»»

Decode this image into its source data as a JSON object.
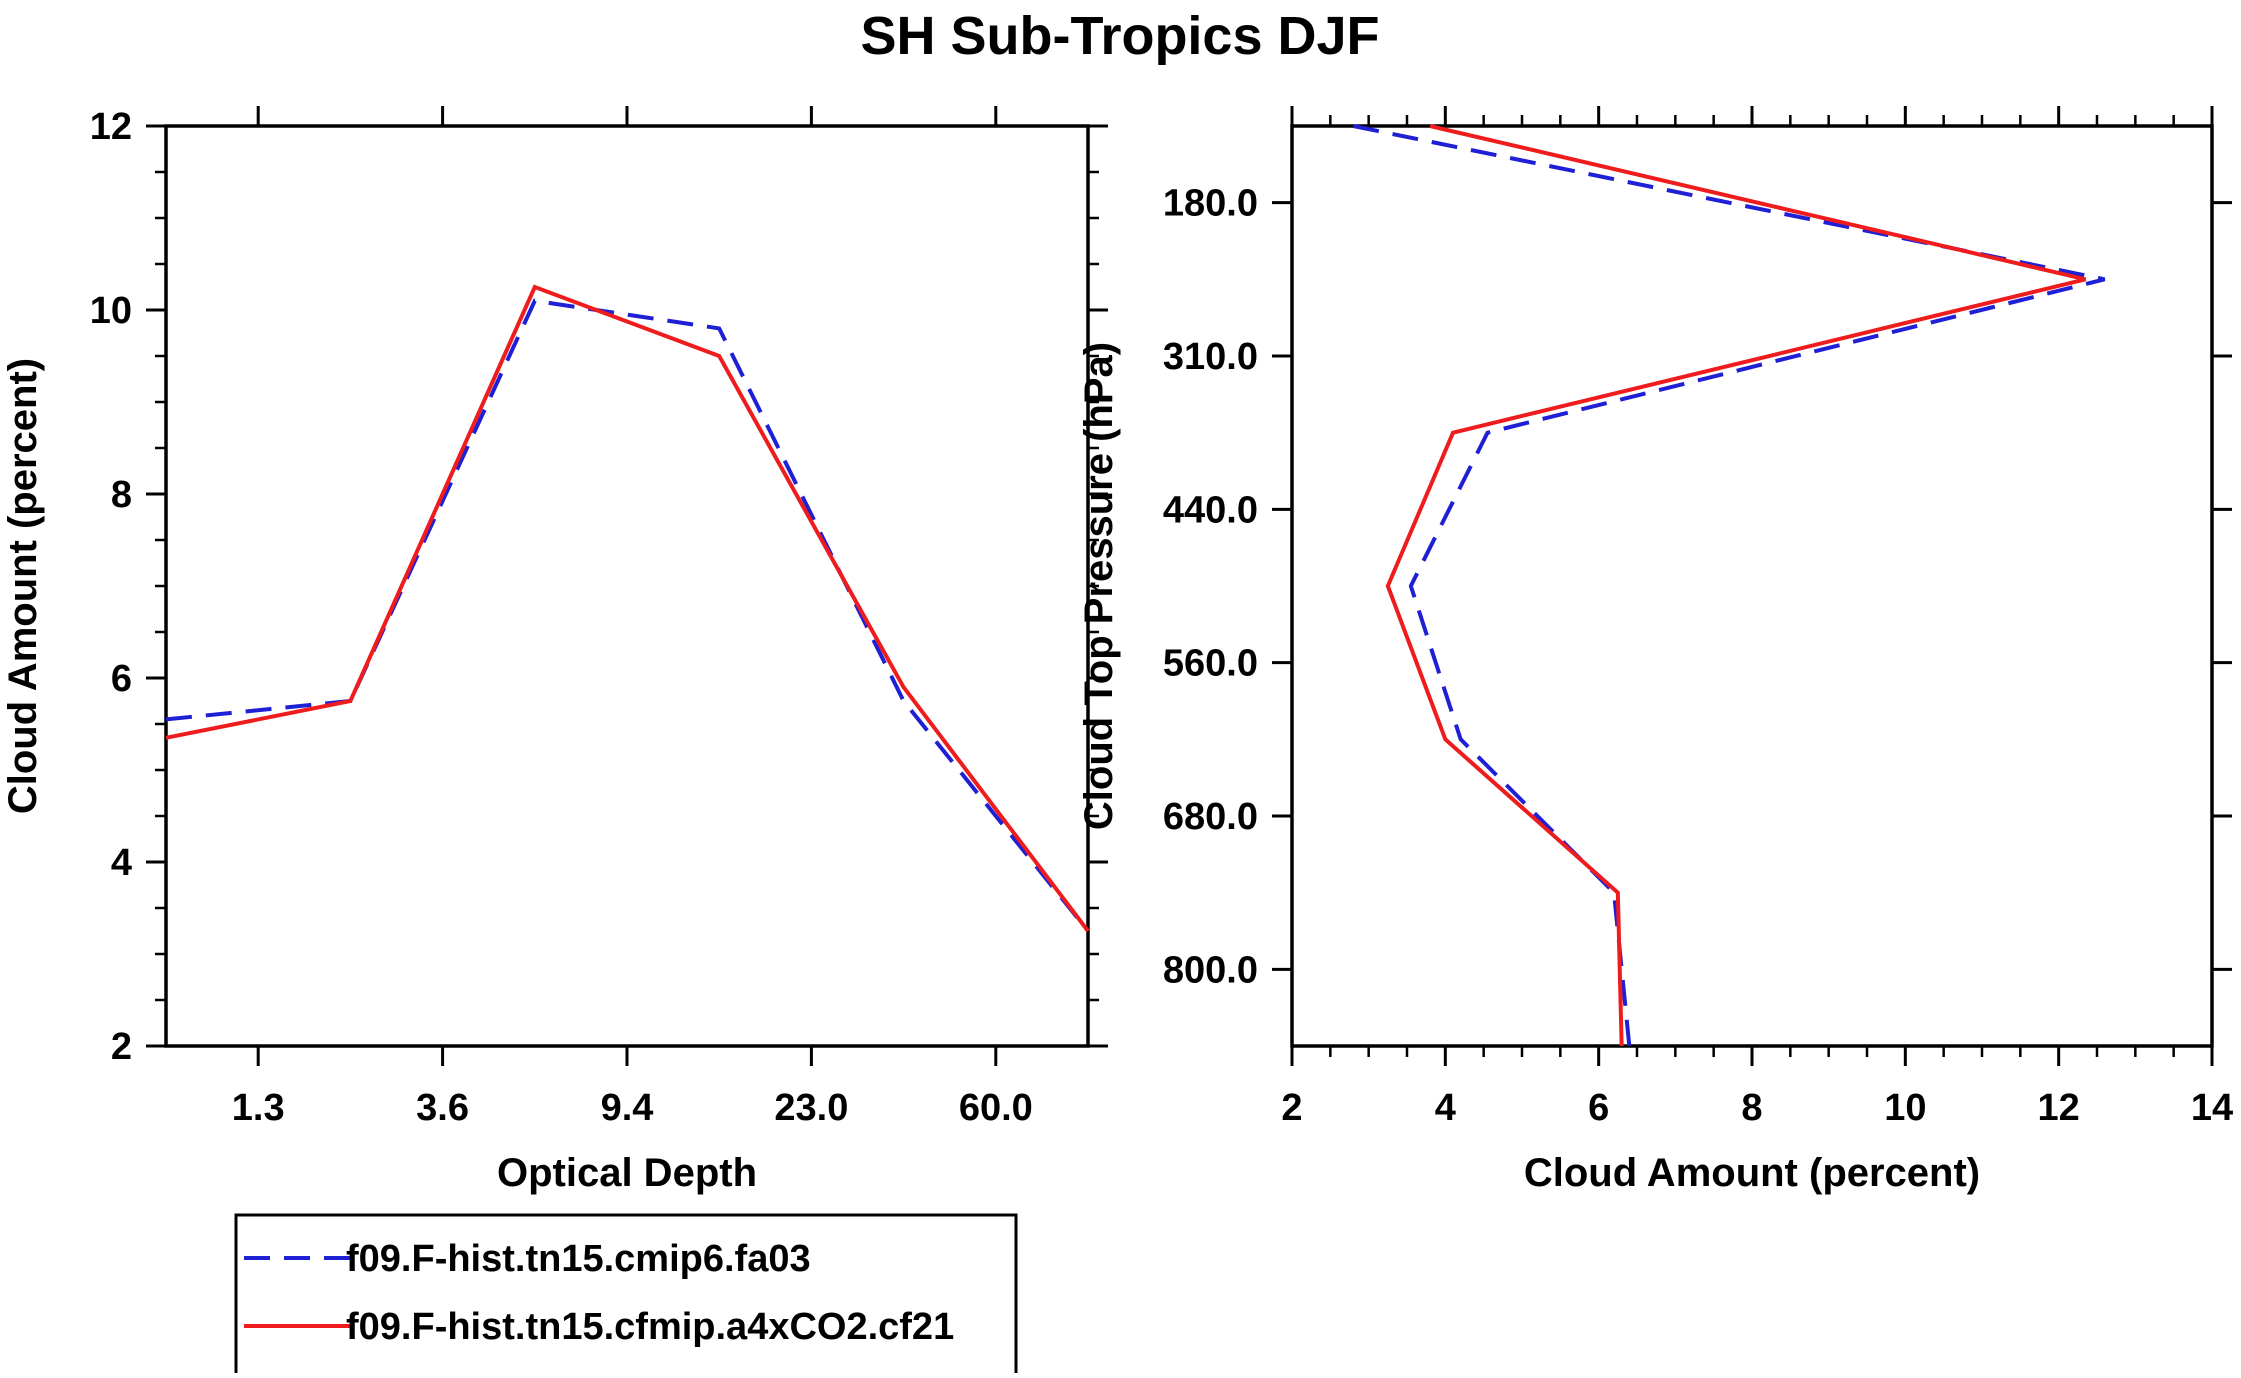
{
  "title": "SH Sub-Tropics DJF",
  "colors": {
    "series_a": "#1f1fd6",
    "series_b": "#ee1c1c",
    "axis": "#000000"
  },
  "legend": {
    "items": [
      {
        "label": "f09.F-hist.tn15.cmip6.fa03",
        "style": "dashed",
        "color": "#1f1fd6"
      },
      {
        "label": "f09.F-hist.tn15.cfmip.a4xCO2.cf21",
        "style": "solid",
        "color": "#ee1c1c"
      }
    ]
  },
  "chart_data": [
    {
      "type": "line",
      "xlabel": "Optical Depth",
      "ylabel": "Cloud Amount (percent)",
      "xlim": [
        0,
        5
      ],
      "ylim": [
        2,
        12
      ],
      "categories": [
        "1.3",
        "3.6",
        "9.4",
        "23.0",
        "60.0"
      ],
      "category_positions": [
        0.5,
        1.5,
        2.5,
        3.5,
        4.5
      ],
      "yticks": [
        2,
        4,
        6,
        8,
        10,
        12
      ],
      "yticks_minor_step": 0.5,
      "series": [
        {
          "name": "f09.F-hist.tn15.cmip6.fa03",
          "style": "dashed",
          "x": [
            0,
            1,
            2,
            3,
            4,
            5
          ],
          "values": [
            5.55,
            5.75,
            10.1,
            9.8,
            5.75,
            3.25
          ]
        },
        {
          "name": "f09.F-hist.tn15.cfmip.a4xCO2.cf21",
          "style": "solid",
          "x": [
            0,
            1,
            2,
            3,
            4,
            5
          ],
          "values": [
            5.35,
            5.75,
            10.25,
            9.5,
            5.9,
            3.25
          ]
        }
      ]
    },
    {
      "type": "line",
      "xlabel": "Cloud Amount (percent)",
      "ylabel": "Cloud Top Pressure (hPa)",
      "xlim": [
        2,
        14
      ],
      "xticks": [
        2,
        4,
        6,
        8,
        10,
        12,
        14
      ],
      "xticks_minor_step": 0.5,
      "ylim": [
        0,
        6
      ],
      "categories": [
        "180.0",
        "310.0",
        "440.0",
        "560.0",
        "680.0",
        "800.0"
      ],
      "category_positions": [
        0.5,
        1.5,
        2.5,
        3.5,
        4.5,
        5.5
      ],
      "series": [
        {
          "name": "f09.F-hist.tn15.cmip6.fa03",
          "style": "dashed",
          "x": [
            2.8,
            12.6,
            4.55,
            3.55,
            4.2,
            6.2,
            6.4
          ],
          "y": [
            0,
            1,
            2,
            3,
            4,
            5,
            6
          ]
        },
        {
          "name": "f09.F-hist.tn15.cfmip.a4xCO2.cf21",
          "style": "solid",
          "x": [
            3.8,
            12.35,
            4.1,
            3.25,
            4.0,
            6.25,
            6.3
          ],
          "y": [
            0,
            1,
            2,
            3,
            4,
            5,
            6
          ]
        }
      ]
    }
  ]
}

««

> **Written problem**: Write out all the entries word for word, but skip any images.

> **Task solution**:
Decode this image into its source data as a JSON object.
{
  "title": "SH Sub-Tropics DJF",
  "colors": {
    "series_a": "#1f1fd6",
    "series_b": "#ee1c1c",
    "axis": "#000000"
  },
  "legend": {
    "items": [
      {
        "label": "f09.F-hist.tn15.cmip6.fa03",
        "style": "dashed",
        "color": "#1f1fd6"
      },
      {
        "label": "f09.F-hist.tn15.cfmip.a4xCO2.cf21",
        "style": "solid",
        "color": "#ee1c1c"
      }
    ]
  },
  "chart_data": [
    {
      "type": "line",
      "xlabel": "Optical Depth",
      "ylabel": "Cloud Amount (percent)",
      "xlim": [
        0,
        5
      ],
      "ylim": [
        2,
        12
      ],
      "categories": [
        "1.3",
        "3.6",
        "9.4",
        "23.0",
        "60.0"
      ],
      "category_positions": [
        0.5,
        1.5,
        2.5,
        3.5,
        4.5
      ],
      "yticks": [
        2,
        4,
        6,
        8,
        10,
        12
      ],
      "yticks_minor_step": 0.5,
      "series": [
        {
          "name": "f09.F-hist.tn15.cmip6.fa03",
          "style": "dashed",
          "x": [
            0,
            1,
            2,
            3,
            4,
            5
          ],
          "values": [
            5.55,
            5.75,
            10.1,
            9.8,
            5.75,
            3.25
          ]
        },
        {
          "name": "f09.F-hist.tn15.cfmip.a4xCO2.cf21",
          "style": "solid",
          "x": [
            0,
            1,
            2,
            3,
            4,
            5
          ],
          "values": [
            5.35,
            5.75,
            10.25,
            9.5,
            5.9,
            3.25
          ]
        }
      ]
    },
    {
      "type": "line",
      "xlabel": "Cloud Amount (percent)",
      "ylabel": "Cloud Top Pressure (hPa)",
      "xlim": [
        2,
        14
      ],
      "xticks": [
        2,
        4,
        6,
        8,
        10,
        12,
        14
      ],
      "xticks_minor_step": 0.5,
      "ylim": [
        0,
        6
      ],
      "categories": [
        "180.0",
        "310.0",
        "440.0",
        "560.0",
        "680.0",
        "800.0"
      ],
      "category_positions": [
        0.5,
        1.5,
        2.5,
        3.5,
        4.5,
        5.5
      ],
      "series": [
        {
          "name": "f09.F-hist.tn15.cmip6.fa03",
          "style": "dashed",
          "x": [
            2.8,
            12.6,
            4.55,
            3.55,
            4.2,
            6.2,
            6.4
          ],
          "y": [
            0,
            1,
            2,
            3,
            4,
            5,
            6
          ]
        },
        {
          "name": "f09.F-hist.tn15.cfmip.a4xCO2.cf21",
          "style": "solid",
          "x": [
            3.8,
            12.35,
            4.1,
            3.25,
            4.0,
            6.25,
            6.3
          ],
          "y": [
            0,
            1,
            2,
            3,
            4,
            5,
            6
          ]
        }
      ]
    }
  ]
}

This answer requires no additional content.